Exact repetition of every entry is required.

-- Begin PROVIDED DATA --

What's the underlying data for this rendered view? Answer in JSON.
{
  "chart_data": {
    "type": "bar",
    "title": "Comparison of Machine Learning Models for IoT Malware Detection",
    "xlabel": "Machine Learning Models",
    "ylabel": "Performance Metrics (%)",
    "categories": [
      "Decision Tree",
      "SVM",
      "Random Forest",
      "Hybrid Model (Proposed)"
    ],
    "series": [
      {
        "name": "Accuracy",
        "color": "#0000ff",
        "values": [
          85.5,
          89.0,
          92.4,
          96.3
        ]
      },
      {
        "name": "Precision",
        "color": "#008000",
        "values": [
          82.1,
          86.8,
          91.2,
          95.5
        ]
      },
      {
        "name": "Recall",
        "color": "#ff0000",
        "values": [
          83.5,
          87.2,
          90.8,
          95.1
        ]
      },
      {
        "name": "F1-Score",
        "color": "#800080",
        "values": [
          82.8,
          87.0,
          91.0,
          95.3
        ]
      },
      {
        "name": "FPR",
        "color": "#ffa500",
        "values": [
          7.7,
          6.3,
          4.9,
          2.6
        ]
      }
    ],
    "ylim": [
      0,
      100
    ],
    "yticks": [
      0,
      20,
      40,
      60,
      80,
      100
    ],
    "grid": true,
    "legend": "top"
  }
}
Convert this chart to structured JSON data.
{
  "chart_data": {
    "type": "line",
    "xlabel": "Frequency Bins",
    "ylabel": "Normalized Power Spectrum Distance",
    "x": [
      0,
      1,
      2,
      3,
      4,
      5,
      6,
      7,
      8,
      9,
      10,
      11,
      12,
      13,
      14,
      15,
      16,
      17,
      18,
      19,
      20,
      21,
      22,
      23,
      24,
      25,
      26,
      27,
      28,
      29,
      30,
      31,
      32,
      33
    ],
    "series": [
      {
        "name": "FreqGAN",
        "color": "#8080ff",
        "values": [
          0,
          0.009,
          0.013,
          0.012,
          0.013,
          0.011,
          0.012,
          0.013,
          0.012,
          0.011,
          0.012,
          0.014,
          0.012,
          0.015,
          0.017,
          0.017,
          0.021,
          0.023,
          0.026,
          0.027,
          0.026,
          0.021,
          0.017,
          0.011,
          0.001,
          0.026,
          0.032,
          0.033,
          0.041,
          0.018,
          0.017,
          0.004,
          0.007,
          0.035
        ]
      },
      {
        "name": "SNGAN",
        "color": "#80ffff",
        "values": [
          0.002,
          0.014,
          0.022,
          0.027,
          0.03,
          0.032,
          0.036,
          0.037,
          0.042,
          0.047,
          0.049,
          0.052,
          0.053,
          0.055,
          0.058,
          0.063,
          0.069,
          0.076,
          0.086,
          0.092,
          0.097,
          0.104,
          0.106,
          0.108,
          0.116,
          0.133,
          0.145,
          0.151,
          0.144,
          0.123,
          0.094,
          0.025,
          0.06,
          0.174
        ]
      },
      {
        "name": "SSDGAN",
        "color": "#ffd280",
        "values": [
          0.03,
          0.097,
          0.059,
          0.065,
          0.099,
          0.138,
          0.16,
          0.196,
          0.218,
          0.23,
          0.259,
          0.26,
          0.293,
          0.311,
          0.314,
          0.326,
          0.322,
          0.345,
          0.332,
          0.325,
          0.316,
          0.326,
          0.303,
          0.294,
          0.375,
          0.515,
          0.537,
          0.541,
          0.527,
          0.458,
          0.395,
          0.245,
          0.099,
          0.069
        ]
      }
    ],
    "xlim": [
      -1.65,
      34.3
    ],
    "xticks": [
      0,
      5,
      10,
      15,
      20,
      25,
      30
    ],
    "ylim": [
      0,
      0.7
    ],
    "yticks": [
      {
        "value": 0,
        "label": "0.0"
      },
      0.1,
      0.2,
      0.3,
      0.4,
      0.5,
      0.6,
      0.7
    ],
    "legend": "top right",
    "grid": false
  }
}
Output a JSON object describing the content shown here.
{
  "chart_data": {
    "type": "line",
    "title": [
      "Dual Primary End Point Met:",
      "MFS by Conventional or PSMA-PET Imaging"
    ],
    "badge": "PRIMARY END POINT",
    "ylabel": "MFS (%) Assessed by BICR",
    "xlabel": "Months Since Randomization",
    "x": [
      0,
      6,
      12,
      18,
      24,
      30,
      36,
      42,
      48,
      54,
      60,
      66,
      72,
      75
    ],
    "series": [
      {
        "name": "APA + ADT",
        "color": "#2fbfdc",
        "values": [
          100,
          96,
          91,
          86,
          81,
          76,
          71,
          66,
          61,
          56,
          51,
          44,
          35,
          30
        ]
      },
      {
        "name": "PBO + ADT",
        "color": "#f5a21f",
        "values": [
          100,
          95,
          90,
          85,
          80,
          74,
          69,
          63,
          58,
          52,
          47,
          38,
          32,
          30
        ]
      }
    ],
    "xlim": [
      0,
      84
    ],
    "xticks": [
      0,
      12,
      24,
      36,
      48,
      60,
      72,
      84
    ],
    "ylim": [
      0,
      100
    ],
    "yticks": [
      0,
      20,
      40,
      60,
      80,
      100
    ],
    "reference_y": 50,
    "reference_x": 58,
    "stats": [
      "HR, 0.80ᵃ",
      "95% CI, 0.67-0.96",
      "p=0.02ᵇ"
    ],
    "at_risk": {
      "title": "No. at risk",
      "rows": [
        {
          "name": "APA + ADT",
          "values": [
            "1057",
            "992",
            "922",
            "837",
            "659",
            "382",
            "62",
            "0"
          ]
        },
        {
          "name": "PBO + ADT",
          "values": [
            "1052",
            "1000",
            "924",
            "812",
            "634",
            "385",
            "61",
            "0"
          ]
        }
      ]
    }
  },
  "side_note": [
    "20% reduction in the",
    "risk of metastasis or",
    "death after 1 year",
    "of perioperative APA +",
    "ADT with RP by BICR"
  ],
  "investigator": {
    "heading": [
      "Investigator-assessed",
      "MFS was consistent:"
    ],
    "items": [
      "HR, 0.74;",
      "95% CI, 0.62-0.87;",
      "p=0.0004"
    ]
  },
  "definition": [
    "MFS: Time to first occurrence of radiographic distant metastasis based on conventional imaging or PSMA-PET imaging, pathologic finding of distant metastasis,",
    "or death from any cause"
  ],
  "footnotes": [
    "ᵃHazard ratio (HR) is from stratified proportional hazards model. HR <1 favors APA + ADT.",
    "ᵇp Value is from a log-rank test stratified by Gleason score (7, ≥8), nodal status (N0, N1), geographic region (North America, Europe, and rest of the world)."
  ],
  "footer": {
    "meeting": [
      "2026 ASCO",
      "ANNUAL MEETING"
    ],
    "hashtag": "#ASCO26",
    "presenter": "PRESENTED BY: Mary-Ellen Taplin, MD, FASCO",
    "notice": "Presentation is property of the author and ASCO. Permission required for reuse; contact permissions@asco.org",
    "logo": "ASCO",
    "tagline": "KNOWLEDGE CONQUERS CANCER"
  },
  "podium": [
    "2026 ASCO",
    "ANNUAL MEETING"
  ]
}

-- End PROVIDED DATA --

CORRECT ANSWER>
What's the underlying data for this rendered view? Answer in JSON.
{
  "chart_data": {
    "type": "bar",
    "title": "Comparison of Machine Learning Models for IoT Malware Detection",
    "xlabel": "Machine Learning Models",
    "ylabel": "Performance Metrics (%)",
    "categories": [
      "Decision Tree",
      "SVM",
      "Random Forest",
      "Hybrid Model (Proposed)"
    ],
    "series": [
      {
        "name": "Accuracy",
        "color": "#0000ff",
        "values": [
          85.5,
          89.0,
          92.4,
          96.3
        ]
      },
      {
        "name": "Precision",
        "color": "#008000",
        "values": [
          82.1,
          86.8,
          91.2,
          95.5
        ]
      },
      {
        "name": "Recall",
        "color": "#ff0000",
        "values": [
          83.5,
          87.2,
          90.8,
          95.1
        ]
      },
      {
        "name": "F1-Score",
        "color": "#800080",
        "values": [
          82.8,
          87.0,
          91.0,
          95.3
        ]
      },
      {
        "name": "FPR",
        "color": "#ffa500",
        "values": [
          7.7,
          6.3,
          4.9,
          2.6
        ]
      }
    ],
    "ylim": [
      0,
      100
    ],
    "yticks": [
      0,
      20,
      40,
      60,
      80,
      100
    ],
    "grid": true,
    "legend": "top"
  }
}
Convert this chart to structured JSON data.
{
  "chart_data": {
    "type": "line",
    "xlabel": "Frequency Bins",
    "ylabel": "Normalized Power Spectrum Distance",
    "x": [
      0,
      1,
      2,
      3,
      4,
      5,
      6,
      7,
      8,
      9,
      10,
      11,
      12,
      13,
      14,
      15,
      16,
      17,
      18,
      19,
      20,
      21,
      22,
      23,
      24,
      25,
      26,
      27,
      28,
      29,
      30,
      31,
      32,
      33
    ],
    "series": [
      {
        "name": "FreqGAN",
        "color": "#8080ff",
        "values": [
          0,
          0.009,
          0.013,
          0.012,
          0.013,
          0.011,
          0.012,
          0.013,
          0.012,
          0.011,
          0.012,
          0.014,
          0.012,
          0.015,
          0.017,
          0.017,
          0.021,
          0.023,
          0.026,
          0.027,
          0.026,
          0.021,
          0.017,
          0.011,
          0.001,
          0.026,
          0.032,
          0.033,
          0.041,
          0.018,
          0.017,
          0.004,
          0.007,
          0.035
        ]
      },
      {
        "name": "SNGAN",
        "color": "#80ffff",
        "values": [
          0.002,
          0.014,
          0.022,
          0.027,
          0.03,
          0.032,
          0.036,
          0.037,
          0.042,
          0.047,
          0.049,
          0.052,
          0.053,
          0.055,
          0.058,
          0.063,
          0.069,
          0.076,
          0.086,
          0.092,
          0.097,
          0.104,
          0.106,
          0.108,
          0.116,
          0.133,
          0.145,
          0.151,
          0.144,
          0.123,
          0.094,
          0.025,
          0.06,
          0.174
        ]
      },
      {
        "name": "SSDGAN",
        "color": "#ffd280",
        "values": [
          0.03,
          0.097,
          0.059,
          0.065,
          0.099,
          0.138,
          0.16,
          0.196,
          0.218,
          0.23,
          0.259,
          0.26,
          0.293,
          0.311,
          0.314,
          0.326,
          0.322,
          0.345,
          0.332,
          0.325,
          0.316,
          0.326,
          0.303,
          0.294,
          0.375,
          0.515,
          0.537,
          0.541,
          0.527,
          0.458,
          0.395,
          0.245,
          0.099,
          0.069
        ]
      }
    ],
    "xlim": [
      -1.65,
      34.3
    ],
    "xticks": [
      0,
      5,
      10,
      15,
      20,
      25,
      30
    ],
    "ylim": [
      0,
      0.7
    ],
    "yticks": [
      {
        "value": 0,
        "label": "0.0"
      },
      0.1,
      0.2,
      0.3,
      0.4,
      0.5,
      0.6,
      0.7
    ],
    "legend": "top right",
    "grid": false
  }
}
Output a JSON object describing the content shown here.
{
  "chart_data": {
    "type": "line",
    "title": [
      "Dual Primary End Point Met:",
      "MFS by Conventional or PSMA-PET Imaging"
    ],
    "badge": "PRIMARY END POINT",
    "ylabel": "MFS (%) Assessed by BICR",
    "xlabel": "Months Since Randomization",
    "x": [
      0,
      6,
      12,
      18,
      24,
      30,
      36,
      42,
      48,
      54,
      60,
      66,
      72,
      75
    ],
    "series": [
      {
        "name": "APA + ADT",
        "color": "#2fbfdc",
        "values": [
          100,
          96,
          91,
          86,
          81,
          76,
          71,
          66,
          61,
          56,
          51,
          44,
          35,
          30
        ]
      },
      {
        "name": "PBO + ADT",
        "color": "#f5a21f",
        "values": [
          100,
          95,
          90,
          85,
          80,
          74,
          69,
          63,
          58,
          52,
          47,
          38,
          32,
          30
        ]
      }
    ],
    "xlim": [
      0,
      84
    ],
    "xticks": [
      0,
      12,
      24,
      36,
      48,
      60,
      72,
      84
    ],
    "ylim": [
      0,
      100
    ],
    "yticks": [
      0,
      20,
      40,
      60,
      80,
      100
    ],
    "reference_y": 50,
    "reference_x": 58,
    "stats": [
      "HR, 0.80ᵃ",
      "95% CI, 0.67-0.96",
      "p=0.02ᵇ"
    ],
    "at_risk": {
      "title": "No. at risk",
      "rows": [
        {
          "name": "APA + ADT",
          "values": [
            "1057",
            "992",
            "922",
            "837",
            "659",
            "382",
            "62",
            "0"
          ]
        },
        {
          "name": "PBO + ADT",
          "values": [
            "1052",
            "1000",
            "924",
            "812",
            "634",
            "385",
            "61",
            "0"
          ]
        }
      ]
    }
  },
  "side_note": [
    "20% reduction in the",
    "risk of metastasis or",
    "death after 1 year",
    "of perioperative APA +",
    "ADT with RP by BICR"
  ],
  "investigator": {
    "heading": [
      "Investigator-assessed",
      "MFS was consistent:"
    ],
    "items": [
      "HR, 0.74;",
      "95% CI, 0.62-0.87;",
      "p=0.0004"
    ]
  },
  "definition": [
    "MFS: Time to first occurrence of radiographic distant metastasis based on conventional imaging or PSMA-PET imaging, pathologic finding of distant metastasis,",
    "or death from any cause"
  ],
  "footnotes": [
    "ᵃHazard ratio (HR) is from stratified proportional hazards model. HR <1 favors APA + ADT.",
    "ᵇp Value is from a log-rank test stratified by Gleason score (7, ≥8), nodal status (N0, N1), geographic region (North America, Europe, and rest of the world)."
  ],
  "footer": {
    "meeting": [
      "2026 ASCO",
      "ANNUAL MEETING"
    ],
    "hashtag": "#ASCO26",
    "presenter": "PRESENTED BY: Mary-Ellen Taplin, MD, FASCO",
    "notice": "Presentation is property of the author and ASCO. Permission required for reuse; contact permissions@asco.org",
    "logo": "ASCO",
    "tagline": "KNOWLEDGE CONQUERS CANCER"
  },
  "podium": [
    "2026 ASCO",
    "ANNUAL MEETING"
  ]
}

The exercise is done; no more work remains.